■ **What to produce**
Print the listing in its entirety and exactly, leaving out images.

■ **Record list**

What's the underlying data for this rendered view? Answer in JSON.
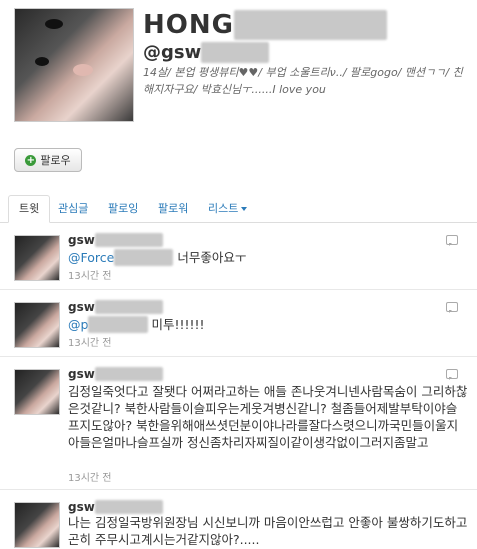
{
  "profile": {
    "name": "HONG",
    "name_hidden": "■■■■■■",
    "handle": "@gsw",
    "handle_hidden": "■■■■",
    "bio": "14살/ 본업 평생뷰티♥♥/ 부업 소울트리ν../ 팔로gogo/ 맨션ㄱㄱ/ 친해지자구요/ 박효신님ㅜ......I love you"
  },
  "actions": {
    "follow_label": "팔로우",
    "follow_icon": "plus-icon"
  },
  "tabs": [
    {
      "label": "트윗",
      "active": true
    },
    {
      "label": "관심글",
      "active": false
    },
    {
      "label": "팔로잉",
      "active": false
    },
    {
      "label": "팔로워",
      "active": false
    },
    {
      "label": "리스트",
      "active": false
    }
  ],
  "tweets": [
    {
      "user": "gsw",
      "mention": "@Force",
      "text": "너무좋아요ㅜ",
      "time": "13시간 전"
    },
    {
      "user": "gsw",
      "mention": "@p",
      "text": "미투!!!!!!",
      "time": "13시간 전"
    },
    {
      "user": "gsw",
      "mention": "",
      "text": "김정일죽엇다고 잘됏다 어쩌라고하는 애들 존나웃겨니넨사람목숨이 그리하찮은것같니? 북한사람들이슬피우는게웃겨병신같니? 철좀들어제발부탁이야슬프지도않아? 북한을위해애쓰셧던분이야나라를잘다스렷으니까국민들이울지아들은얼마나슬프실까 정신좀차리자찌질이같이생각없이그러지좀말고",
      "time": "13시간 전"
    },
    {
      "user": "gsw",
      "mention": "",
      "text": "나는 김정일국방위원장님 시신보니까 마음이안쓰럽고 안좋아 불쌍하기도하고 곤히 주무시고계시는거같지않아?.....",
      "time": ""
    }
  ]
}
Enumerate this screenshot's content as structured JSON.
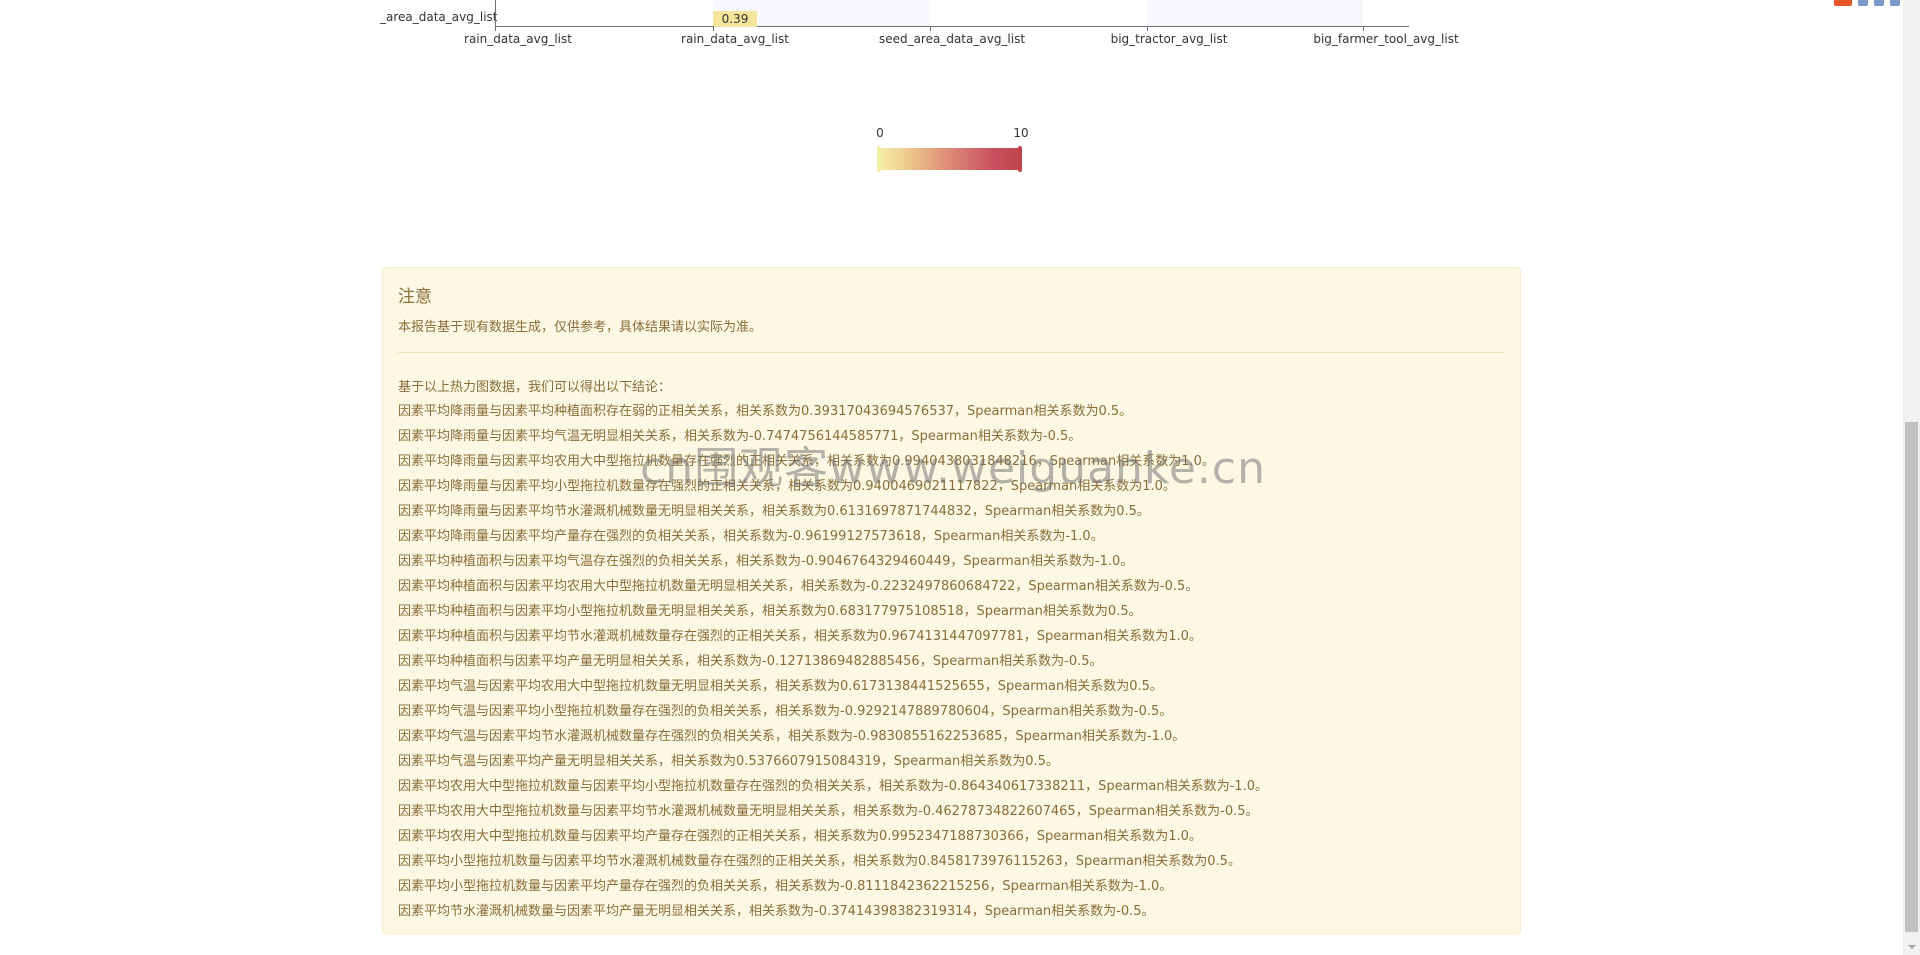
{
  "heatmap": {
    "y_label": "_area_data_avg_list",
    "cell_value": "0.39",
    "x_labels": [
      "rain_data_avg_list",
      "rain_data_avg_list",
      "seed_area_data_avg_list",
      "big_tractor_avg_list",
      "big_farmer_tool_avg_list"
    ]
  },
  "visual_map": {
    "min": "0",
    "max": "10",
    "colors": [
      "#f6efa6",
      "#bf444c"
    ]
  },
  "notice": {
    "title": "注意",
    "disclaimer": "本报告基于现有数据生成，仅供参考，具体结果请以实际为准。",
    "intro": "基于以上热力图数据，我们可以得出以下结论：",
    "conclusions": [
      "因素平均降雨量与因素平均种植面积存在弱的正相关关系，相关系数为0.39317043694576537，Spearman相关系数为0.5。",
      "因素平均降雨量与因素平均气温无明显相关关系，相关系数为-0.7474756144585771，Spearman相关系数为-0.5。",
      "因素平均降雨量与因素平均农用大中型拖拉机数量存在强烈的正相关关系，相关系数为0.9940438031848216，Spearman相关系数为1.0。",
      "因素平均降雨量与因素平均小型拖拉机数量存在强烈的正相关关系，相关系数为0.9400469021117822，Spearman相关系数为1.0。",
      "因素平均降雨量与因素平均节水灌溉机械数量无明显相关关系，相关系数为0.6131697871744832，Spearman相关系数为0.5。",
      "因素平均降雨量与因素平均产量存在强烈的负相关关系，相关系数为-0.96199127573618，Spearman相关系数为-1.0。",
      "因素平均种植面积与因素平均气温存在强烈的负相关关系，相关系数为-0.9046764329460449，Spearman相关系数为-1.0。",
      "因素平均种植面积与因素平均农用大中型拖拉机数量无明显相关关系，相关系数为-0.2232497860684722，Spearman相关系数为-0.5。",
      "因素平均种植面积与因素平均小型拖拉机数量无明显相关关系，相关系数为0.683177975108518，Spearman相关系数为0.5。",
      "因素平均种植面积与因素平均节水灌溉机械数量存在强烈的正相关关系，相关系数为0.9674131447097781，Spearman相关系数为1.0。",
      "因素平均种植面积与因素平均产量无明显相关关系，相关系数为-0.12713869482885456，Spearman相关系数为-0.5。",
      "因素平均气温与因素平均农用大中型拖拉机数量无明显相关关系，相关系数为0.6173138441525655，Spearman相关系数为0.5。",
      "因素平均气温与因素平均小型拖拉机数量存在强烈的负相关关系，相关系数为-0.9292147889780604，Spearman相关系数为-0.5。",
      "因素平均气温与因素平均节水灌溉机械数量存在强烈的负相关关系，相关系数为-0.9830855162253685，Spearman相关系数为-1.0。",
      "因素平均气温与因素平均产量无明显相关关系，相关系数为0.5376607915084319，Spearman相关系数为0.5。",
      "因素平均农用大中型拖拉机数量与因素平均小型拖拉机数量存在强烈的负相关关系，相关系数为-0.864340617338211，Spearman相关系数为-1.0。",
      "因素平均农用大中型拖拉机数量与因素平均节水灌溉机械数量无明显相关关系，相关系数为-0.46278734822607465，Spearman相关系数为-0.5。",
      "因素平均农用大中型拖拉机数量与因素平均产量存在强烈的正相关关系，相关系数为0.9952347188730366，Spearman相关系数为1.0。",
      "因素平均小型拖拉机数量与因素平均节水灌溉机械数量存在强烈的正相关关系，相关系数为0.8458173976115263，Spearman相关系数为0.5。",
      "因素平均小型拖拉机数量与因素平均产量存在强烈的负相关关系，相关系数为-0.8111842362215256，Spearman相关系数为-1.0。",
      "因素平均节水灌溉机械数量与因素平均产量无明显相关关系，相关系数为-0.37414398382319314，Spearman相关系数为-0.5。"
    ]
  },
  "watermark": "cn围观客www.weiguanke.cn"
}
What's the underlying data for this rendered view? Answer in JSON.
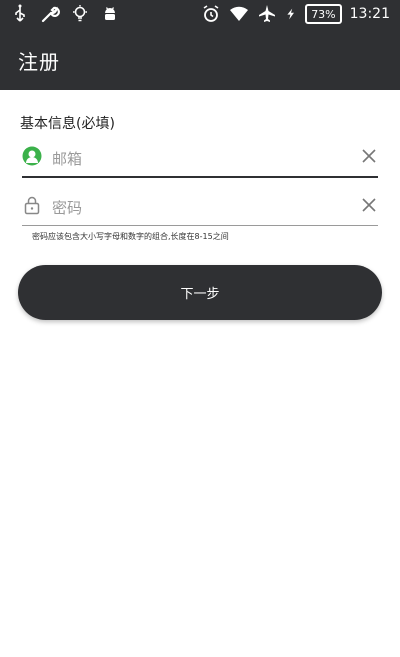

■ **The solution**
What's the underlying data for this rendered view? Answer in JSON.
{
  "profile": {
    "name": "HONG",
    "name_hidden": "■■■■■■",
    "handle": "@gsw",
    "handle_hidden": "■■■■",
    "bio": "14살/ 본업 평생뷰티♥♥/ 부업 소울트리ν../ 팔로gogo/ 맨션ㄱㄱ/ 친해지자구요/ 박효신님ㅜ......I love you"
  },
  "actions": {
    "follow_label": "팔로우",
    "follow_icon": "plus-icon"
  },
  "tabs": [
    {
      "label": "트윗",
      "active": true
    },
    {
      "label": "관심글",
      "active": false
    },
    {
      "label": "팔로잉",
      "active": false
    },
    {
      "label": "팔로워",
      "active": false
    },
    {
      "label": "리스트",
      "active": false
    }
  ],
  "tweets": [
    {
      "user": "gsw",
      "mention": "@Force",
      "text": "너무좋아요ㅜ",
      "time": "13시간 전"
    },
    {
      "user": "gsw",
      "mention": "@p",
      "text": "미투!!!!!!",
      "time": "13시간 전"
    },
    {
      "user": "gsw",
      "mention": "",
      "text": "김정일죽엇다고 잘됏다 어쩌라고하는 애들 존나웃겨니넨사람목숨이 그리하찮은것같니? 북한사람들이슬피우는게웃겨병신같니? 철좀들어제발부탁이야슬프지도않아? 북한을위해애쓰셧던분이야나라를잘다스렷으니까국민들이울지아들은얼마나슬프실까 정신좀차리자찌질이같이생각없이그러지좀말고",
      "time": "13시간 전"
    },
    {
      "user": "gsw",
      "mention": "",
      "text": "나는 김정일국방위원장님 시신보니까 마음이안쓰럽고 안좋아 불쌍하기도하고 곤히 주무시고계시는거같지않아?.....",
      "time": ""
    }
  ]
}
Enumerate this screenshot's content as structured JSON.
{
  "heatmap": {
    "y_label": "_area_data_avg_list",
    "cell_value": "0.39",
    "x_labels": [
      "rain_data_avg_list",
      "rain_data_avg_list",
      "seed_area_data_avg_list",
      "big_tractor_avg_list",
      "big_farmer_tool_avg_list"
    ]
  },
  "visual_map": {
    "min": "0",
    "max": "10",
    "colors": [
      "#f6efa6",
      "#bf444c"
    ]
  },
  "notice": {
    "title": "注意",
    "disclaimer": "本报告基于现有数据生成，仅供参考，具体结果请以实际为准。",
    "intro": "基于以上热力图数据，我们可以得出以下结论：",
    "conclusions": [
      "因素平均降雨量与因素平均种植面积存在弱的正相关关系，相关系数为0.39317043694576537，Spearman相关系数为0.5。",
      "因素平均降雨量与因素平均气温无明显相关关系，相关系数为-0.7474756144585771，Spearman相关系数为-0.5。",
      "因素平均降雨量与因素平均农用大中型拖拉机数量存在强烈的正相关关系，相关系数为0.9940438031848216，Spearman相关系数为1.0。",
      "因素平均降雨量与因素平均小型拖拉机数量存在强烈的正相关关系，相关系数为0.9400469021117822，Spearman相关系数为1.0。",
      "因素平均降雨量与因素平均节水灌溉机械数量无明显相关关系，相关系数为0.6131697871744832，Spearman相关系数为0.5。",
      "因素平均降雨量与因素平均产量存在强烈的负相关关系，相关系数为-0.96199127573618，Spearman相关系数为-1.0。",
      "因素平均种植面积与因素平均气温存在强烈的负相关关系，相关系数为-0.9046764329460449，Spearman相关系数为-1.0。",
      "因素平均种植面积与因素平均农用大中型拖拉机数量无明显相关关系，相关系数为-0.2232497860684722，Spearman相关系数为-0.5。",
      "因素平均种植面积与因素平均小型拖拉机数量无明显相关关系，相关系数为0.683177975108518，Spearman相关系数为0.5。",
      "因素平均种植面积与因素平均节水灌溉机械数量存在强烈的正相关关系，相关系数为0.9674131447097781，Spearman相关系数为1.0。",
      "因素平均种植面积与因素平均产量无明显相关关系，相关系数为-0.12713869482885456，Spearman相关系数为-0.5。",
      "因素平均气温与因素平均农用大中型拖拉机数量无明显相关关系，相关系数为0.6173138441525655，Spearman相关系数为0.5。",
      "因素平均气温与因素平均小型拖拉机数量存在强烈的负相关关系，相关系数为-0.9292147889780604，Spearman相关系数为-0.5。",
      "因素平均气温与因素平均节水灌溉机械数量存在强烈的负相关关系，相关系数为-0.9830855162253685，Spearman相关系数为-1.0。",
      "因素平均气温与因素平均产量无明显相关关系，相关系数为0.5376607915084319，Spearman相关系数为0.5。",
      "因素平均农用大中型拖拉机数量与因素平均小型拖拉机数量存在强烈的负相关关系，相关系数为-0.864340617338211，Spearman相关系数为-1.0。",
      "因素平均农用大中型拖拉机数量与因素平均节水灌溉机械数量无明显相关关系，相关系数为-0.46278734822607465，Spearman相关系数为-0.5。",
      "因素平均农用大中型拖拉机数量与因素平均产量存在强烈的正相关关系，相关系数为0.9952347188730366，Spearman相关系数为1.0。",
      "因素平均小型拖拉机数量与因素平均节水灌溉机械数量存在强烈的正相关关系，相关系数为0.8458173976115263，Spearman相关系数为0.5。",
      "因素平均小型拖拉机数量与因素平均产量存在强烈的负相关关系，相关系数为-0.8111842362215256，Spearman相关系数为-1.0。",
      "因素平均节水灌溉机械数量与因素平均产量无明显相关关系，相关系数为-0.37414398382319314，Spearman相关系数为-0.5。"
    ]
  },
  "watermark": "cn围观客www.weiguanke.cn"
}
What's the underlying data for this rendered view? Answer in JSON.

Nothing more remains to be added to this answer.